_Task prompt_
Copy out lines with the word "Icom" from the material that follows.

>> START

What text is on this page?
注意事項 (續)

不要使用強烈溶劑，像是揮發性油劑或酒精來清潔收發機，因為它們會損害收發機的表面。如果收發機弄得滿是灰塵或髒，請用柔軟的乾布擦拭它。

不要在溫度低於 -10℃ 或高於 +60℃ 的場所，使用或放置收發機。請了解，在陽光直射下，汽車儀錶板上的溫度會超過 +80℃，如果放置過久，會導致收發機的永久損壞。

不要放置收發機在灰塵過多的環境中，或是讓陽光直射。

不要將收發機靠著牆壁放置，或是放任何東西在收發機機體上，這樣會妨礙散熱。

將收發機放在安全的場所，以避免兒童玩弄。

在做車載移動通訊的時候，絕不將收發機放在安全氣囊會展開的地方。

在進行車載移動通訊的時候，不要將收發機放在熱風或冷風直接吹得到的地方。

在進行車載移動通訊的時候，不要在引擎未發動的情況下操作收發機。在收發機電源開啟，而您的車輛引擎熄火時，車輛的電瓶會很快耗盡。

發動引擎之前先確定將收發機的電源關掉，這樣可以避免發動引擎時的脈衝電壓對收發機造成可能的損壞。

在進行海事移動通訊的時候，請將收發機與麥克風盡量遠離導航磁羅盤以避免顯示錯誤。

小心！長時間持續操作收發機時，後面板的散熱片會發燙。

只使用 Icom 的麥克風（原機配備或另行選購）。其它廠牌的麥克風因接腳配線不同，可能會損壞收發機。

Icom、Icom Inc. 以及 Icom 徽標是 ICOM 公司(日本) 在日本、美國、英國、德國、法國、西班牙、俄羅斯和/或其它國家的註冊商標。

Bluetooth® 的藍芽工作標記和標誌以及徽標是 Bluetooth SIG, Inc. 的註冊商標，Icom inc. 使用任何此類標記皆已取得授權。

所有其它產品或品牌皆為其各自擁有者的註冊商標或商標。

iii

>> END

_Exercise response_
只使用 Icom 的麥克風（原機配備或另行選購）。其它廠牌的麥克風因接腳配線不同，可能會損壞收發機。
Icom、Icom Inc. 以及 Icom 徽標是 ICOM 公司(日本) 在日本、美國、英國、德國、法國、西班牙、俄羅斯和/或其它國家的註冊商標。
Bluetooth® 的藍芽工作標記和標誌以及徽標是 Bluetooth SIG, Inc. 的註冊商標，Icom inc. 使用任何此類標記皆已取得授權。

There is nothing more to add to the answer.